Exercise objective
Here are some records; copy every line that holds the word "name".

Data
________________
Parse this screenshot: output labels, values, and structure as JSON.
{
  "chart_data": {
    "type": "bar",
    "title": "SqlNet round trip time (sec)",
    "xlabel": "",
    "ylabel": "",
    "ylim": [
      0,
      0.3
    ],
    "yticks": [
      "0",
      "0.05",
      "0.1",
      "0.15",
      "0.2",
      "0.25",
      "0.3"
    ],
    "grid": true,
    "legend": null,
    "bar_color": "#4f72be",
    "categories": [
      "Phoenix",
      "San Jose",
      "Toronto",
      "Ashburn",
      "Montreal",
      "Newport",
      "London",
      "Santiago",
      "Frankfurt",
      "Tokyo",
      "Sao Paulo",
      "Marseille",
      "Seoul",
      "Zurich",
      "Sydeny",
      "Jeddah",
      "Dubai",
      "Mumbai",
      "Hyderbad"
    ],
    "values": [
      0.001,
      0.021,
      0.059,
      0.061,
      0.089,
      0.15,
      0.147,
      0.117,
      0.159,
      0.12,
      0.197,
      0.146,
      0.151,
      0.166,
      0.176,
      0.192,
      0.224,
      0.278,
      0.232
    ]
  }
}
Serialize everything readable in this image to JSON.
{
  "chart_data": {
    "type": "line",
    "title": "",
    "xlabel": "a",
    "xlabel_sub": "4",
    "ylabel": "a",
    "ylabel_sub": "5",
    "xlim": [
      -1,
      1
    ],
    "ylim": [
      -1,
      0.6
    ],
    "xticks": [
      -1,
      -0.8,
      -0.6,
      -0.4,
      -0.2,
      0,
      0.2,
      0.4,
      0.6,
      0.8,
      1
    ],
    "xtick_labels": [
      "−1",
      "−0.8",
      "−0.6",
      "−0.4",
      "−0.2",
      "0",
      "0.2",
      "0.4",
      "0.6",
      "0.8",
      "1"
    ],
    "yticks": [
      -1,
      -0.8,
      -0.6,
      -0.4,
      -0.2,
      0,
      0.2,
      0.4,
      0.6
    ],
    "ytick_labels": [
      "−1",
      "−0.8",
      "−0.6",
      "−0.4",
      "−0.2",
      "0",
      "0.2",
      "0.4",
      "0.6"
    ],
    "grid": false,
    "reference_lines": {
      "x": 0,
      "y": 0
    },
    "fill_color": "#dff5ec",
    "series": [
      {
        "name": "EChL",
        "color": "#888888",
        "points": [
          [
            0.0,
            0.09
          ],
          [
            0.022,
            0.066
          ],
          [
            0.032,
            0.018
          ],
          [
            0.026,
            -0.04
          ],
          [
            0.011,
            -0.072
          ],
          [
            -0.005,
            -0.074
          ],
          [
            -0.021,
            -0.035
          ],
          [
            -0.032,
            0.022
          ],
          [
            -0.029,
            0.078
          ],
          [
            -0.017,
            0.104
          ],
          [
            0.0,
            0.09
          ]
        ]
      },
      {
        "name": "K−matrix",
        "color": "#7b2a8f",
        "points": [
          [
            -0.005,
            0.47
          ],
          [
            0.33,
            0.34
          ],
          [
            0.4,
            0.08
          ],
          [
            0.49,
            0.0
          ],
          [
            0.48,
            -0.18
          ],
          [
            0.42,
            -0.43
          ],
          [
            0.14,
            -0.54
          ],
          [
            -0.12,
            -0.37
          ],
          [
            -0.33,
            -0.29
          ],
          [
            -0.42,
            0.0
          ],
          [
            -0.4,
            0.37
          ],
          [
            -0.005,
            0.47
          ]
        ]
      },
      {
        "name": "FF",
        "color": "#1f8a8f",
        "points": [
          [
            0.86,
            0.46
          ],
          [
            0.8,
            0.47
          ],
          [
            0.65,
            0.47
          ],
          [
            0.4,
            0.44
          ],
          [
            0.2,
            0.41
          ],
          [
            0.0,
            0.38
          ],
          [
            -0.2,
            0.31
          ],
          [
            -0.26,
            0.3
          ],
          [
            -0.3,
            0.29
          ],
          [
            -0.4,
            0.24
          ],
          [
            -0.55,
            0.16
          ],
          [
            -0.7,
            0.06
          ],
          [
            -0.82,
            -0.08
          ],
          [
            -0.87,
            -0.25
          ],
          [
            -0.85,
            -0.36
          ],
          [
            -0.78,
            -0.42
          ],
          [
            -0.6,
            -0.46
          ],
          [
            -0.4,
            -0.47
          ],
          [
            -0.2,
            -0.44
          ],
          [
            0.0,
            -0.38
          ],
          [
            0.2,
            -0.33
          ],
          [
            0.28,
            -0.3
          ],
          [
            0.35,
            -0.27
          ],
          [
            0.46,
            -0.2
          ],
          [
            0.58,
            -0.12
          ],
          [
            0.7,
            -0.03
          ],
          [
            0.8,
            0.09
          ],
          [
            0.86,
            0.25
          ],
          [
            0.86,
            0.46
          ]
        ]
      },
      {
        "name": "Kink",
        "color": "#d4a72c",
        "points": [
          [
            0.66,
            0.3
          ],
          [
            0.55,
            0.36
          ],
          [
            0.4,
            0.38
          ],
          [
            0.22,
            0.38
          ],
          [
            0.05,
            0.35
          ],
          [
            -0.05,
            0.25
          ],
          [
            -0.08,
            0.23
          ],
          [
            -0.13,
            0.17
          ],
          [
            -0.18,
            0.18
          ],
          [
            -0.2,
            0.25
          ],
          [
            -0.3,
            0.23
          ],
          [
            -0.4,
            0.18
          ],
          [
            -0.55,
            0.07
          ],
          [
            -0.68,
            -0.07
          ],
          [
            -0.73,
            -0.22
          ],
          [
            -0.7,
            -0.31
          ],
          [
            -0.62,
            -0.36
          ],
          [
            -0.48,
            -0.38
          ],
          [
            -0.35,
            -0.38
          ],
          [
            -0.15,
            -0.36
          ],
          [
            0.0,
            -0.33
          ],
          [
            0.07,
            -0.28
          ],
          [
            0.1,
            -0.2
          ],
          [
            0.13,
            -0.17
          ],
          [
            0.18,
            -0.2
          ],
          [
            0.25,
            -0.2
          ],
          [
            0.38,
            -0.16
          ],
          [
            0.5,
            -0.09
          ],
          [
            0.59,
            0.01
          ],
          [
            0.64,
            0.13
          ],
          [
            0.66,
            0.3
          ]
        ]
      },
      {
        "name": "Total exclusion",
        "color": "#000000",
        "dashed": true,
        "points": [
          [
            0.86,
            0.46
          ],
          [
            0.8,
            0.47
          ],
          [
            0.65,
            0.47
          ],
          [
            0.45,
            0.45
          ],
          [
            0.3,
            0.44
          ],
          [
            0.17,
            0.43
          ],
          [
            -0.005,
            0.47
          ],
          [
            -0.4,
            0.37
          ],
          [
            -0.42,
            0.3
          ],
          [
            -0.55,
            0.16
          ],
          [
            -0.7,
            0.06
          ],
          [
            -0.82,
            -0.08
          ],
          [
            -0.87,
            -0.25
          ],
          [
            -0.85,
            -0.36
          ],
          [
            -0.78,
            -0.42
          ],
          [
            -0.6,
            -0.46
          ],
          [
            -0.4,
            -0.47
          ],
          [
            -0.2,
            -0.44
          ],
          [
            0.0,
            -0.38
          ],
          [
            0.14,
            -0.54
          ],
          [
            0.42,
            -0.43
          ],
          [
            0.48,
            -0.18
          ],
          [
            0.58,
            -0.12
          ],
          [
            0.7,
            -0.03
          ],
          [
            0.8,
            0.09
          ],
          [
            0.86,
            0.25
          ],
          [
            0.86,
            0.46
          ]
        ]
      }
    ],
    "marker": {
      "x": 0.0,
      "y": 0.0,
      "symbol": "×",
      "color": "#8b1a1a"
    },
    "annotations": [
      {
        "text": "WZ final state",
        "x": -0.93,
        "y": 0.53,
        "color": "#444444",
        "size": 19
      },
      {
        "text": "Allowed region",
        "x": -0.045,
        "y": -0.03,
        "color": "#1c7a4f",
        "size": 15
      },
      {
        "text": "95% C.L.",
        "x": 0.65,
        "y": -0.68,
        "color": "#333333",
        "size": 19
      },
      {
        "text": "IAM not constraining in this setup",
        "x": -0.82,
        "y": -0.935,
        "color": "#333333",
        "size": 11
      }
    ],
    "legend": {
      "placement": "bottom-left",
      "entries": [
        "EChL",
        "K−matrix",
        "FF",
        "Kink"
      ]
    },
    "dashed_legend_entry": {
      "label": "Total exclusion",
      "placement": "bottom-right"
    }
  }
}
________________
Written solution
        "name": "EChL",
        "name": "K−matrix",
        "name": "FF",
        "name": "Kink",
        "name": "Total exclusion",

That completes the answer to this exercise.